Find each line with "JSON" and copy it.
>> BEGIN Material shown
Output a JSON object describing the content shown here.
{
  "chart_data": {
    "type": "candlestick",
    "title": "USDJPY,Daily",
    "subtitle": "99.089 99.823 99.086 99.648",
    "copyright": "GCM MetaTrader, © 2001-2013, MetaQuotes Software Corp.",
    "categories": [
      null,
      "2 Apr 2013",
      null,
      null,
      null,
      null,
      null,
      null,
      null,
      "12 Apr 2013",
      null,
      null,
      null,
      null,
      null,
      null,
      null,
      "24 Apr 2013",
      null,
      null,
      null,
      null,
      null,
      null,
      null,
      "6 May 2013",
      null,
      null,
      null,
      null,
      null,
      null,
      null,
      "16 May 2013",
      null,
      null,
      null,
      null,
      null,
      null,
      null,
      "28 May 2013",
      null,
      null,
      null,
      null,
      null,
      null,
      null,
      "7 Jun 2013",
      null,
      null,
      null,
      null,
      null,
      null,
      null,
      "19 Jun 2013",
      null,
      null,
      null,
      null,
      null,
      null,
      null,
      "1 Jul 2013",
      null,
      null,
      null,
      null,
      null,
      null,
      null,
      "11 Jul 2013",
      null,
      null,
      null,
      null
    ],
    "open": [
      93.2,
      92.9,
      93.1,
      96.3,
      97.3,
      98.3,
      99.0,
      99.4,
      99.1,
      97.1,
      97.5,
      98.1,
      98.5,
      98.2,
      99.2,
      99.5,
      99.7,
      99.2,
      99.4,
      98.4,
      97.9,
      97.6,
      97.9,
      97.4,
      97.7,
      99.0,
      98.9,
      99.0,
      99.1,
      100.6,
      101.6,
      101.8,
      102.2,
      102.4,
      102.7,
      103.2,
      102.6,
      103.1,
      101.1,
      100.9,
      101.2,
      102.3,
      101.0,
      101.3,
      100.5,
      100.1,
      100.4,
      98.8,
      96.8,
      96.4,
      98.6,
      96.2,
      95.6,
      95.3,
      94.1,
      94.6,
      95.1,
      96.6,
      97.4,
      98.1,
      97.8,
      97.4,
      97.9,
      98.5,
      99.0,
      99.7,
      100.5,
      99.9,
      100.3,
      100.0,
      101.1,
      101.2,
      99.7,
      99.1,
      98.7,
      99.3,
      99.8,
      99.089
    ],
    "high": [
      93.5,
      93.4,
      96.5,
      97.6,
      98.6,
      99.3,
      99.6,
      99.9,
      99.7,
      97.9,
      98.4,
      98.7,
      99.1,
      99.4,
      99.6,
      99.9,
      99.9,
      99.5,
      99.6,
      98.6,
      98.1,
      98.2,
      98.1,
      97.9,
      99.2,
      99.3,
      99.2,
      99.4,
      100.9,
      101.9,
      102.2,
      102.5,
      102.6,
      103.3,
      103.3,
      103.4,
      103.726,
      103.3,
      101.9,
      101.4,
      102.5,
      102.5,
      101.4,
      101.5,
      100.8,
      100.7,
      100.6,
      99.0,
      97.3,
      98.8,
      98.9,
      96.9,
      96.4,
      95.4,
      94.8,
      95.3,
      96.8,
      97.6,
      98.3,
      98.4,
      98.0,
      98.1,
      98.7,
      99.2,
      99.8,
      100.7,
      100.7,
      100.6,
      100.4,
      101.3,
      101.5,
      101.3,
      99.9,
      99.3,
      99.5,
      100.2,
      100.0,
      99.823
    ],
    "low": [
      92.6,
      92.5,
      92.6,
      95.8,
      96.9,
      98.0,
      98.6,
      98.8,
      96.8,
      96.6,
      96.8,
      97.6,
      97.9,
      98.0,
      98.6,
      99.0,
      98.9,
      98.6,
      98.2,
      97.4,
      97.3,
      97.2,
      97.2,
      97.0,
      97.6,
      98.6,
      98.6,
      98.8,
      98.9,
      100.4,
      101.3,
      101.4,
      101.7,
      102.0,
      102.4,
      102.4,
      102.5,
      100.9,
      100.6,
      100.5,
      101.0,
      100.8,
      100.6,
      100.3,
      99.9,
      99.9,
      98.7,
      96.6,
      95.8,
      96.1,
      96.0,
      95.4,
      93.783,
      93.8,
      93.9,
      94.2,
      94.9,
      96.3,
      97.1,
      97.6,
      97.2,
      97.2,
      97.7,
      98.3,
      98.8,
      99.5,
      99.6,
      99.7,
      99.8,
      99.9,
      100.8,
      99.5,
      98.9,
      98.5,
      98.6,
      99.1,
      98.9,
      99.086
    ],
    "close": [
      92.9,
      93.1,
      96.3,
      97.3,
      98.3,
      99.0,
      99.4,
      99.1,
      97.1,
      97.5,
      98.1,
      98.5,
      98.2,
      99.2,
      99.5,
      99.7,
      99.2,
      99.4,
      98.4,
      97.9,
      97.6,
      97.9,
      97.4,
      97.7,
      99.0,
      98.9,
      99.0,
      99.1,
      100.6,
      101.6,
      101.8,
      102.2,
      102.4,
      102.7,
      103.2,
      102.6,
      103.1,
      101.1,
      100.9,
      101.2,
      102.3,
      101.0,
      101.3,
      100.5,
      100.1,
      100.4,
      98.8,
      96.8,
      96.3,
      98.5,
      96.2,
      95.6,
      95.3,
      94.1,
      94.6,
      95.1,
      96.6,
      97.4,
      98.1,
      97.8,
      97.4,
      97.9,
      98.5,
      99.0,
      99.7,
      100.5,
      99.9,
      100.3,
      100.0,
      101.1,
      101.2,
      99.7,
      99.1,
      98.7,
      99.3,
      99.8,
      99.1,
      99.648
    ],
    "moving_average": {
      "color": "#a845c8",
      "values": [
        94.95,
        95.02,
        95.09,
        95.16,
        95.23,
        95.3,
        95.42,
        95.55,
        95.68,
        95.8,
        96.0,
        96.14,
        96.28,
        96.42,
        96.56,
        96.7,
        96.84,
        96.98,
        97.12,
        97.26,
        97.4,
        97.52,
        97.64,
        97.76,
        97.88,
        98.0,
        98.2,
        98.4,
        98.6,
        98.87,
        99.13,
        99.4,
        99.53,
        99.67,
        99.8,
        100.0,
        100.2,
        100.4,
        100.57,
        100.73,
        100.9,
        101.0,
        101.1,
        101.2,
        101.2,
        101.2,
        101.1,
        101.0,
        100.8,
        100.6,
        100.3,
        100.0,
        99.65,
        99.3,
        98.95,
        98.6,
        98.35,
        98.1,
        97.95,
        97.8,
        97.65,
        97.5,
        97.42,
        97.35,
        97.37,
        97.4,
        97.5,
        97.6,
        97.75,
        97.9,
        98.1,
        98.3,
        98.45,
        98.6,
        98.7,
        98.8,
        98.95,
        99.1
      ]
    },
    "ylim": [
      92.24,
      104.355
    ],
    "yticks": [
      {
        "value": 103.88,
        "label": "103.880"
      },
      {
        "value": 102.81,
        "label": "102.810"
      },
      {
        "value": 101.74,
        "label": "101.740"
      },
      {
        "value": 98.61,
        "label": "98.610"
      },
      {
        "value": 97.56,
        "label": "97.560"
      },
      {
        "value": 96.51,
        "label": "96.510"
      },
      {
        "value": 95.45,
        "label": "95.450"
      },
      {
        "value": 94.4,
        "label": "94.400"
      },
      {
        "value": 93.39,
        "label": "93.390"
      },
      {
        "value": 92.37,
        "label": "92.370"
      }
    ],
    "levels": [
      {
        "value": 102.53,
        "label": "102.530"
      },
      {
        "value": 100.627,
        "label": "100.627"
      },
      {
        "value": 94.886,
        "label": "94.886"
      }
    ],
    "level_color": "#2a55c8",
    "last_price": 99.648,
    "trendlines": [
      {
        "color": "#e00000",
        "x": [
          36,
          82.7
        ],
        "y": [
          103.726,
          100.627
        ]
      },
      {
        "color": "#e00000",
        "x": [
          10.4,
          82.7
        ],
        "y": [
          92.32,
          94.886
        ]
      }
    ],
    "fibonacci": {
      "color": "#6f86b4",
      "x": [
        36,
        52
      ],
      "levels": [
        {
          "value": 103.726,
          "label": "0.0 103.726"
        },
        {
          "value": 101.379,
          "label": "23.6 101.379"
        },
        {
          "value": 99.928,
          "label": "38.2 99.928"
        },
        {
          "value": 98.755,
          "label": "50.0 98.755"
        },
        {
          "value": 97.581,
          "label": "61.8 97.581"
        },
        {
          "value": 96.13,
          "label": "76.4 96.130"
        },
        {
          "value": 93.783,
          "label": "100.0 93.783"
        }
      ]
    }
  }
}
>> END Material shown
>> BEGIN Material shown
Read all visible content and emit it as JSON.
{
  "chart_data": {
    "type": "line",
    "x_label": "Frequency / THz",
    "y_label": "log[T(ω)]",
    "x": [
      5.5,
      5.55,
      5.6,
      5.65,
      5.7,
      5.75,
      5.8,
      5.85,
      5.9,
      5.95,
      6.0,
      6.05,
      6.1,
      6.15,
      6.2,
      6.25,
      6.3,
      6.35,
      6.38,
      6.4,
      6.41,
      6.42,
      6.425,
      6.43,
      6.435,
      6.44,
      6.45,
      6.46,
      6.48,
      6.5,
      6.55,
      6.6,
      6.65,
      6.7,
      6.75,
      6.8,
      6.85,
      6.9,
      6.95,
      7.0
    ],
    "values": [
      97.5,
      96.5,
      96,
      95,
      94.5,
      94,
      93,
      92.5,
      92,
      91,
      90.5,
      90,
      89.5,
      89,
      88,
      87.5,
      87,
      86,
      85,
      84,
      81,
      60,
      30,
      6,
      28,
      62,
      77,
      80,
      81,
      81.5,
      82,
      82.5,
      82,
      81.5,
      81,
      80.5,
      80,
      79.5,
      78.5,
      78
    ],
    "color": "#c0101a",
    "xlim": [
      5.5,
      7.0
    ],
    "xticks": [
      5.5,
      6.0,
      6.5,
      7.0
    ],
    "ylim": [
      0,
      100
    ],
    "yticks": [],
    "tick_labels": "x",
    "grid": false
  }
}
>> END Material shown
▸ **The completed task**
Output a JSON object describing the content shown here.
Read all visible content and emit it as JSON.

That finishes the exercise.